[START OF Listing]

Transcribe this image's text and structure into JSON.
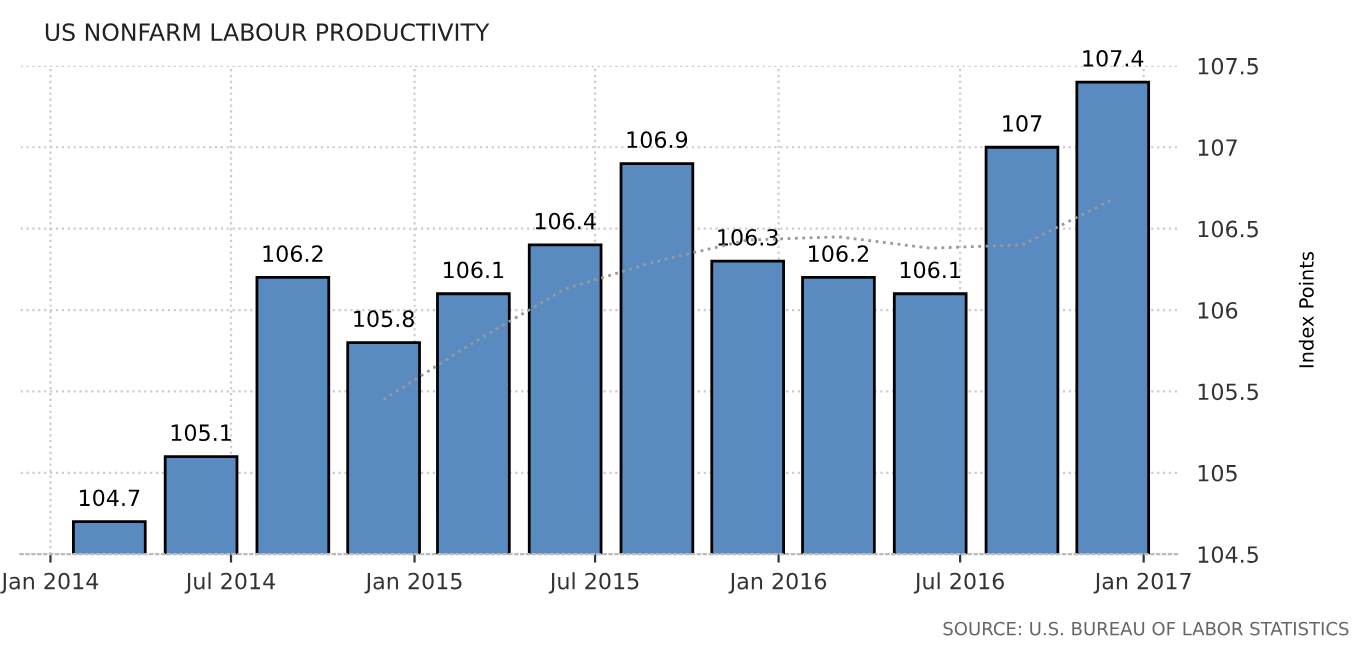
{
  "chart_data": {
    "type": "bar",
    "title": "US NONFARM LABOUR PRODUCTIVITY",
    "ylabel": "Index Points",
    "annotations": [
      "SOURCE: U.S. BUREAU OF LABOR STATISTICS"
    ],
    "x": [
      "2014-03-01",
      "2014-06-01",
      "2014-09-01",
      "2014-12-01",
      "2015-03-01",
      "2015-06-01",
      "2015-09-01",
      "2015-12-01",
      "2016-03-01",
      "2016-06-01",
      "2016-09-01",
      "2016-12-01"
    ],
    "series": [
      {
        "color": "#5a8bc0",
        "values": [
          104.7,
          105.1,
          106.2,
          105.8,
          106.1,
          106.4,
          106.9,
          106.3,
          106.2,
          106.1,
          107,
          107.4
        ],
        "value_labels": [
          "104.7",
          "105.1",
          "106.2",
          "105.8",
          "106.1",
          "106.4",
          "106.9",
          "106.3",
          "106.2",
          "106.1",
          "107",
          "107.4"
        ]
      },
      {
        "type": "line",
        "color": "#999999",
        "line_style": "dotted",
        "x": [
          "2014-12-01",
          "2015-03-01",
          "2015-06-01",
          "2015-09-01",
          "2015-12-01",
          "2016-03-01",
          "2016-06-01",
          "2016-09-01",
          "2016-12-01"
        ],
        "values": [
          105.45,
          105.8,
          106.13,
          106.3,
          106.43,
          106.45,
          106.38,
          106.4,
          106.68
        ]
      }
    ],
    "xlim": [
      "2013-12-02",
      "2017-02-06"
    ],
    "xticks": [
      {
        "value": "2014-01-01",
        "label": "Jan 2014"
      },
      {
        "value": "2014-07-01",
        "label": "Jul 2014"
      },
      {
        "value": "2015-01-01",
        "label": "Jan 2015"
      },
      {
        "value": "2015-07-01",
        "label": "Jul 2015"
      },
      {
        "value": "2016-01-01",
        "label": "Jan 2016"
      },
      {
        "value": "2016-07-01",
        "label": "Jul 2016"
      },
      {
        "value": "2017-01-01",
        "label": "Jan 2017"
      }
    ],
    "ylim": [
      104.5,
      107.5
    ],
    "yticks": [
      104.5,
      105,
      105.5,
      106,
      106.5,
      107,
      107.5
    ],
    "grid": true
  }
}
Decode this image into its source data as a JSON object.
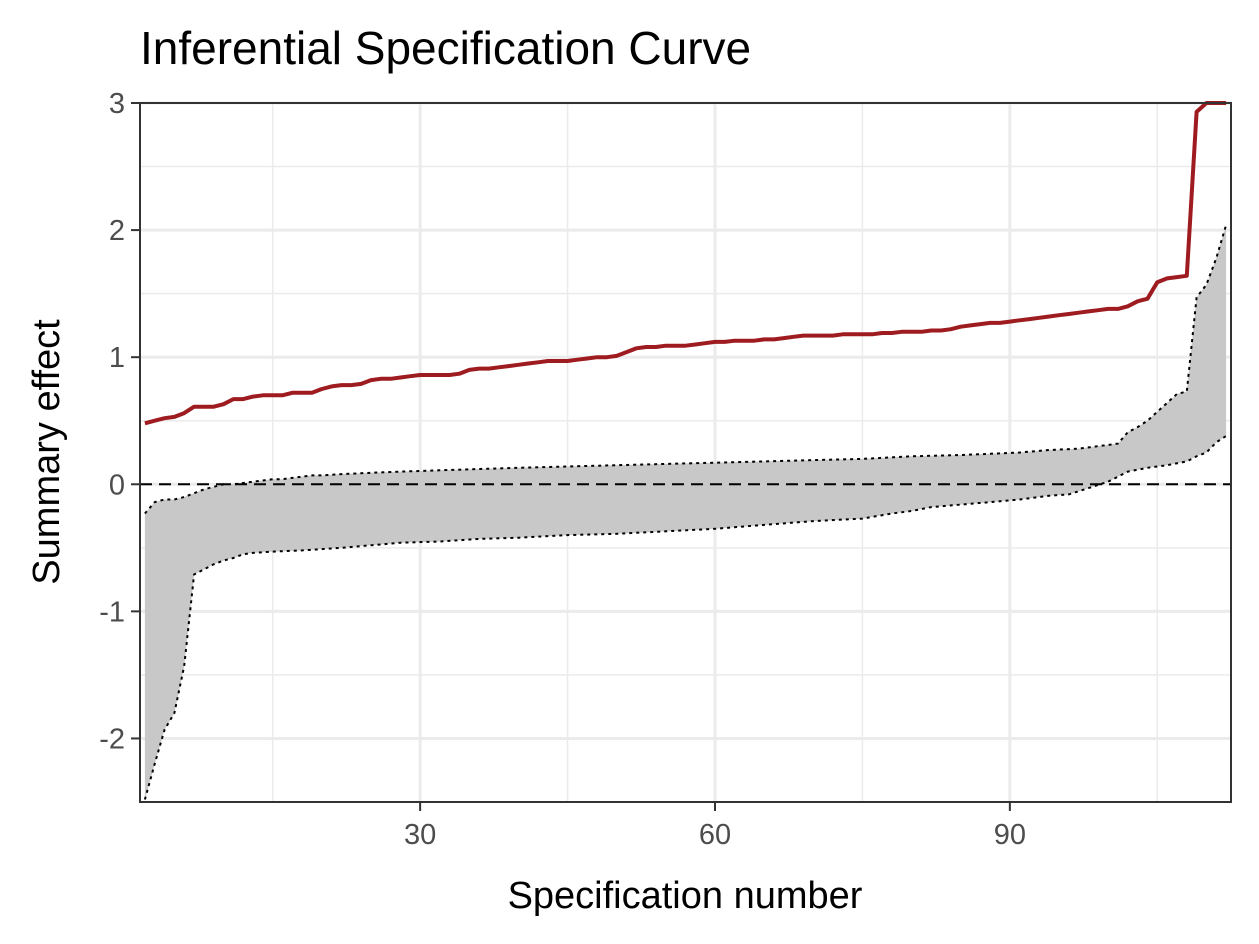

[END OF Listing]

The records above are to be reproduced exactly; the pictures are to be left out.

● Final result
Transcribe this image's text and structure into JSON.
{
  "chart_data": {
    "type": "bar",
    "title": "US NONFARM LABOUR PRODUCTIVITY",
    "ylabel": "Index Points",
    "annotations": [
      "SOURCE: U.S. BUREAU OF LABOR STATISTICS"
    ],
    "x": [
      "2014-03-01",
      "2014-06-01",
      "2014-09-01",
      "2014-12-01",
      "2015-03-01",
      "2015-06-01",
      "2015-09-01",
      "2015-12-01",
      "2016-03-01",
      "2016-06-01",
      "2016-09-01",
      "2016-12-01"
    ],
    "series": [
      {
        "color": "#5a8bc0",
        "values": [
          104.7,
          105.1,
          106.2,
          105.8,
          106.1,
          106.4,
          106.9,
          106.3,
          106.2,
          106.1,
          107,
          107.4
        ],
        "value_labels": [
          "104.7",
          "105.1",
          "106.2",
          "105.8",
          "106.1",
          "106.4",
          "106.9",
          "106.3",
          "106.2",
          "106.1",
          "107",
          "107.4"
        ]
      },
      {
        "type": "line",
        "color": "#999999",
        "line_style": "dotted",
        "x": [
          "2014-12-01",
          "2015-03-01",
          "2015-06-01",
          "2015-09-01",
          "2015-12-01",
          "2016-03-01",
          "2016-06-01",
          "2016-09-01",
          "2016-12-01"
        ],
        "values": [
          105.45,
          105.8,
          106.13,
          106.3,
          106.43,
          106.45,
          106.38,
          106.4,
          106.68
        ]
      }
    ],
    "xlim": [
      "2013-12-02",
      "2017-02-06"
    ],
    "xticks": [
      {
        "value": "2014-01-01",
        "label": "Jan 2014"
      },
      {
        "value": "2014-07-01",
        "label": "Jul 2014"
      },
      {
        "value": "2015-01-01",
        "label": "Jan 2015"
      },
      {
        "value": "2015-07-01",
        "label": "Jul 2015"
      },
      {
        "value": "2016-01-01",
        "label": "Jan 2016"
      },
      {
        "value": "2016-07-01",
        "label": "Jul 2016"
      },
      {
        "value": "2017-01-01",
        "label": "Jan 2017"
      }
    ],
    "ylim": [
      104.5,
      107.5
    ],
    "yticks": [
      104.5,
      105,
      105.5,
      106,
      106.5,
      107,
      107.5
    ],
    "grid": true
  }
}
Decode this image into its source data as a JSON object.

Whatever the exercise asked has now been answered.